— begin Task data —
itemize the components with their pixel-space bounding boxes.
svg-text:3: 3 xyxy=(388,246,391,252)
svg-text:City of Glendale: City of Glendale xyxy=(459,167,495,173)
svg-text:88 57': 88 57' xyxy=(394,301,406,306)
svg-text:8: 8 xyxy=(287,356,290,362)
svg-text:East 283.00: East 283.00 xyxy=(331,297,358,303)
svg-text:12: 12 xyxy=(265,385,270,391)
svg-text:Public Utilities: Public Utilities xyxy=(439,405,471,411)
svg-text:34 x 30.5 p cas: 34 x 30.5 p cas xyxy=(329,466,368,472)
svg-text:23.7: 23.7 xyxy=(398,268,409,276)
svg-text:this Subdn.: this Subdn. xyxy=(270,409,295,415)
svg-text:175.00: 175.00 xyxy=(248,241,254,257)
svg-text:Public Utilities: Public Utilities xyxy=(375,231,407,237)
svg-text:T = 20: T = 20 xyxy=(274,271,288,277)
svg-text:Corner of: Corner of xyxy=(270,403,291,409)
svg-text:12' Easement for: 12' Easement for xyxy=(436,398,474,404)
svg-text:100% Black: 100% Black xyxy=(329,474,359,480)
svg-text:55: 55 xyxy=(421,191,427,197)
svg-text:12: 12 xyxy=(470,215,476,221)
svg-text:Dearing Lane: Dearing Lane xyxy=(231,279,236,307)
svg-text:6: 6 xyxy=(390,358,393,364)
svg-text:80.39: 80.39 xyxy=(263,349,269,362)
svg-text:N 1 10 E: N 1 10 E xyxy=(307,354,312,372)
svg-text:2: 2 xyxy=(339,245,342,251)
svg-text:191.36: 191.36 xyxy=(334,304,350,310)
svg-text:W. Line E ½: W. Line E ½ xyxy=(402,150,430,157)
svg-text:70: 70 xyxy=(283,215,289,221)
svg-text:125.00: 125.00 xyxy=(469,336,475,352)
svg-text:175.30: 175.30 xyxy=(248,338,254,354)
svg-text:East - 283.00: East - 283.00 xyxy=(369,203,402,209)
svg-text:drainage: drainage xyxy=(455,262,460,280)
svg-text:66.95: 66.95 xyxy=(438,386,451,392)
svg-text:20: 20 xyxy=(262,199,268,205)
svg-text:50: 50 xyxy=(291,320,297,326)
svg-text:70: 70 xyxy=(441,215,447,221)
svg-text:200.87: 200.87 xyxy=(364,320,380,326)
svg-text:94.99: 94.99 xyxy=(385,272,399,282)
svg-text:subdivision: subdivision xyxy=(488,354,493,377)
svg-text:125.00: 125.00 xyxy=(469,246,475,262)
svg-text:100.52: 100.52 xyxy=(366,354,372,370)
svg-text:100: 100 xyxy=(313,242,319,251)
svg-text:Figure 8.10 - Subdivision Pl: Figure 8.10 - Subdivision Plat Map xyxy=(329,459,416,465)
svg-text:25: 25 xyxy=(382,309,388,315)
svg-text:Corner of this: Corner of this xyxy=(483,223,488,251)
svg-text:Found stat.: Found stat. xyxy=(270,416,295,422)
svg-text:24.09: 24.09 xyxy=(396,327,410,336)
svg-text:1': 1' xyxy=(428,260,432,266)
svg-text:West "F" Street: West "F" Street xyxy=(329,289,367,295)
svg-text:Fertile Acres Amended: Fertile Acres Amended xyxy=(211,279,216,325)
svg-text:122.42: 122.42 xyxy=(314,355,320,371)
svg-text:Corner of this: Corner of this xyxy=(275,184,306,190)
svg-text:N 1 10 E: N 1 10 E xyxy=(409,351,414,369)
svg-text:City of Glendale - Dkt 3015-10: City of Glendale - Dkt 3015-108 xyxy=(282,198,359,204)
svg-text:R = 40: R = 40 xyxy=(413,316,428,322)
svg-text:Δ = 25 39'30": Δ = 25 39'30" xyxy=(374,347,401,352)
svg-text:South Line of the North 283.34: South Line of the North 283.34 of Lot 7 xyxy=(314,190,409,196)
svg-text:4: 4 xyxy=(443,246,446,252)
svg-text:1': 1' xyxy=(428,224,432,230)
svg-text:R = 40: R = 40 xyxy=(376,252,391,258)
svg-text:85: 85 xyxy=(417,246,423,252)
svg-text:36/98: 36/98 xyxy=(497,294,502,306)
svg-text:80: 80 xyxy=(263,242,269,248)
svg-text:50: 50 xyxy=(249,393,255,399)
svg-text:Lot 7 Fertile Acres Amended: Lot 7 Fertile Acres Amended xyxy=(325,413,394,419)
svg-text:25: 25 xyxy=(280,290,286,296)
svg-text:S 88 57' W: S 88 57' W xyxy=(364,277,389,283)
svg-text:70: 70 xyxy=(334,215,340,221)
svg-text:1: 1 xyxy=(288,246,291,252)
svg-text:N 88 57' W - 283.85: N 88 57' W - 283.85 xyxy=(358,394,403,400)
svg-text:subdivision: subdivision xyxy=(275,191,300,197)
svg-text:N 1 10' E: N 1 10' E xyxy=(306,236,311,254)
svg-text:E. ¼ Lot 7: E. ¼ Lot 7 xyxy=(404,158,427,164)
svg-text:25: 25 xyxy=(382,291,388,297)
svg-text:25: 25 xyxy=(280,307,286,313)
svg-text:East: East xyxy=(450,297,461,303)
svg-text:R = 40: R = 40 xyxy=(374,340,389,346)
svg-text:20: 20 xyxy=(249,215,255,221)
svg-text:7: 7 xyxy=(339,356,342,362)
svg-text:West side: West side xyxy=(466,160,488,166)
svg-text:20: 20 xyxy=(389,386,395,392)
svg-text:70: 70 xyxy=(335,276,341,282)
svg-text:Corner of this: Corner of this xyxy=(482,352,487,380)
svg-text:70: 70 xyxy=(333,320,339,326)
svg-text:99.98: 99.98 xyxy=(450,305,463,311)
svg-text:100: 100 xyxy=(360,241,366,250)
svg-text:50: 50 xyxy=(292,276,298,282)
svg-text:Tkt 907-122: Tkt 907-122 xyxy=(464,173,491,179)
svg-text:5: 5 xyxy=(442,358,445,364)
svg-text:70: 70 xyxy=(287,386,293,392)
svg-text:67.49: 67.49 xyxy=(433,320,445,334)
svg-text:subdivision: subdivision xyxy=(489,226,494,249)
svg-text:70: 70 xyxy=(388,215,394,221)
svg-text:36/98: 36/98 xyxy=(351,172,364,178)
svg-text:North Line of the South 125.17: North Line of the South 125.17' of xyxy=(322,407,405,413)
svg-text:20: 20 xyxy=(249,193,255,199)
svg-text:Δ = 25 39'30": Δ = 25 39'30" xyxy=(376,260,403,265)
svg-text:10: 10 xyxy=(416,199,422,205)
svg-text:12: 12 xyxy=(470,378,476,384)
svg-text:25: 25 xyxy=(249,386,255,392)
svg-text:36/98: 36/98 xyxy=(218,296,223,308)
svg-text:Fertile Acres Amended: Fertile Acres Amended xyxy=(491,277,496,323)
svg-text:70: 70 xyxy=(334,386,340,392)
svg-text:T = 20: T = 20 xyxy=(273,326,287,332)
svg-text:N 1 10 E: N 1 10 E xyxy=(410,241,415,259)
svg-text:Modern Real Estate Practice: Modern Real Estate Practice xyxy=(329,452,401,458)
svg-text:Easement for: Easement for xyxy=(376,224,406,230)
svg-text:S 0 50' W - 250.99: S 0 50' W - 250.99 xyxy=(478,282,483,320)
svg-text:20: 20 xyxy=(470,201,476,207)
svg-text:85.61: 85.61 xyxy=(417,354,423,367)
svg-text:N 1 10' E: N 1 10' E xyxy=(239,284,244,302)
— end Task data —
— begin Task data —
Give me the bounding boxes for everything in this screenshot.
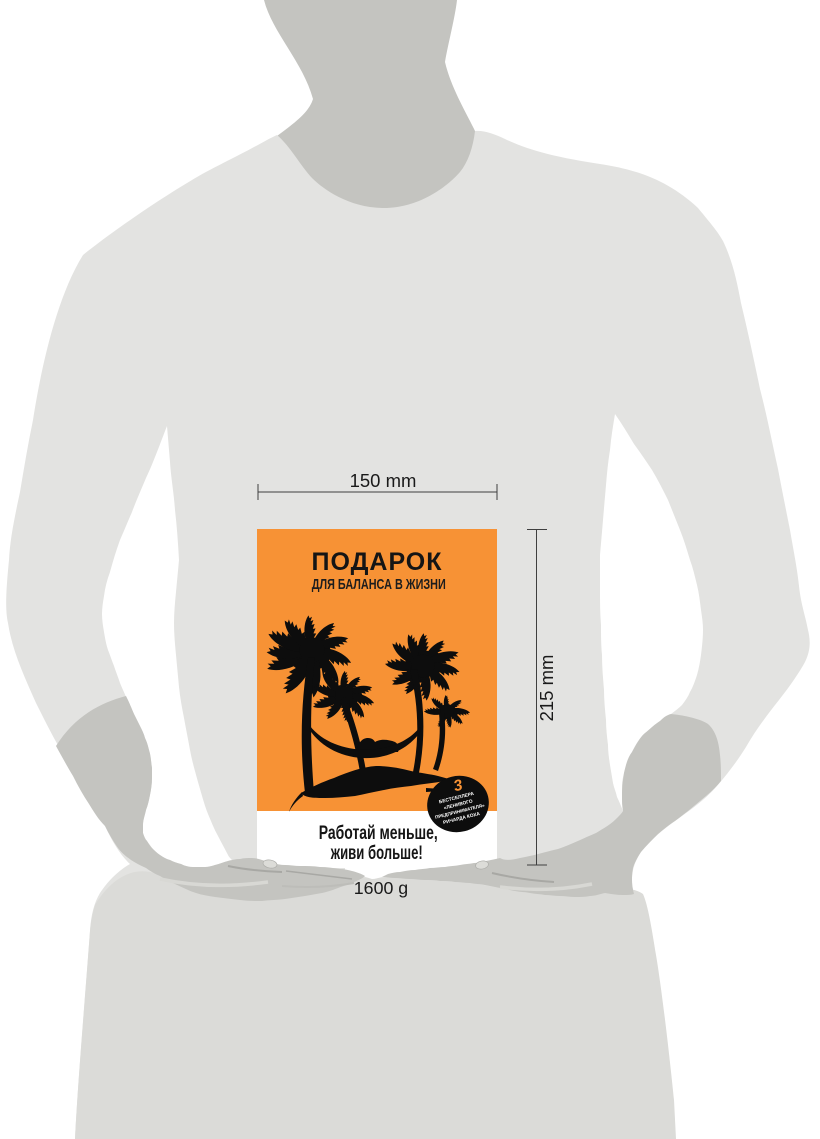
— end Task data —
__Objective__. Output everything from the line containing "itemize the components" down to the line containing "svg-text:subdivision: subdivision xyxy=(488,354,493,377)", copying each line exactly as it appears.

__Exercise output__.
itemize the components with their pixel-space bounding boxes.
svg-text:3: 3 xyxy=(388,246,391,252)
svg-text:City of Glendale: City of Glendale xyxy=(459,167,495,173)
svg-text:88 57': 88 57' xyxy=(394,301,406,306)
svg-text:8: 8 xyxy=(287,356,290,362)
svg-text:East 283.00: East 283.00 xyxy=(331,297,358,303)
svg-text:12: 12 xyxy=(265,385,270,391)
svg-text:Public Utilities: Public Utilities xyxy=(439,405,471,411)
svg-text:34 x 30.5 p cas: 34 x 30.5 p cas xyxy=(329,466,368,472)
svg-text:23.7: 23.7 xyxy=(398,268,409,276)
svg-text:this Subdn.: this Subdn. xyxy=(270,409,295,415)
svg-text:175.00: 175.00 xyxy=(248,241,254,257)
svg-text:Public Utilities: Public Utilities xyxy=(375,231,407,237)
svg-text:T = 20: T = 20 xyxy=(274,271,288,277)
svg-text:Corner of: Corner of xyxy=(270,403,291,409)
svg-text:12' Easement for: 12' Easement for xyxy=(436,398,474,404)
svg-text:100% Black: 100% Black xyxy=(329,474,359,480)
svg-text:55: 55 xyxy=(421,191,427,197)
svg-text:12: 12 xyxy=(470,215,476,221)
svg-text:Dearing Lane: Dearing Lane xyxy=(231,279,236,307)
svg-text:6: 6 xyxy=(390,358,393,364)
svg-text:80.39: 80.39 xyxy=(263,349,269,362)
svg-text:N 1 10 E: N 1 10 E xyxy=(307,354,312,372)
svg-text:2: 2 xyxy=(339,245,342,251)
svg-text:191.36: 191.36 xyxy=(334,304,350,310)
svg-text:W. Line E ½: W. Line E ½ xyxy=(402,150,430,157)
svg-text:70: 70 xyxy=(283,215,289,221)
svg-text:125.00: 125.00 xyxy=(469,336,475,352)
svg-text:175.30: 175.30 xyxy=(248,338,254,354)
svg-text:East - 283.00: East - 283.00 xyxy=(369,203,402,209)
svg-text:drainage: drainage xyxy=(455,262,460,280)
svg-text:66.95: 66.95 xyxy=(438,386,451,392)
svg-text:20: 20 xyxy=(262,199,268,205)
svg-text:50: 50 xyxy=(291,320,297,326)
svg-text:70: 70 xyxy=(441,215,447,221)
svg-text:200.87: 200.87 xyxy=(364,320,380,326)
svg-text:94.99: 94.99 xyxy=(385,272,399,282)
svg-text:subdivision: subdivision xyxy=(488,354,493,377)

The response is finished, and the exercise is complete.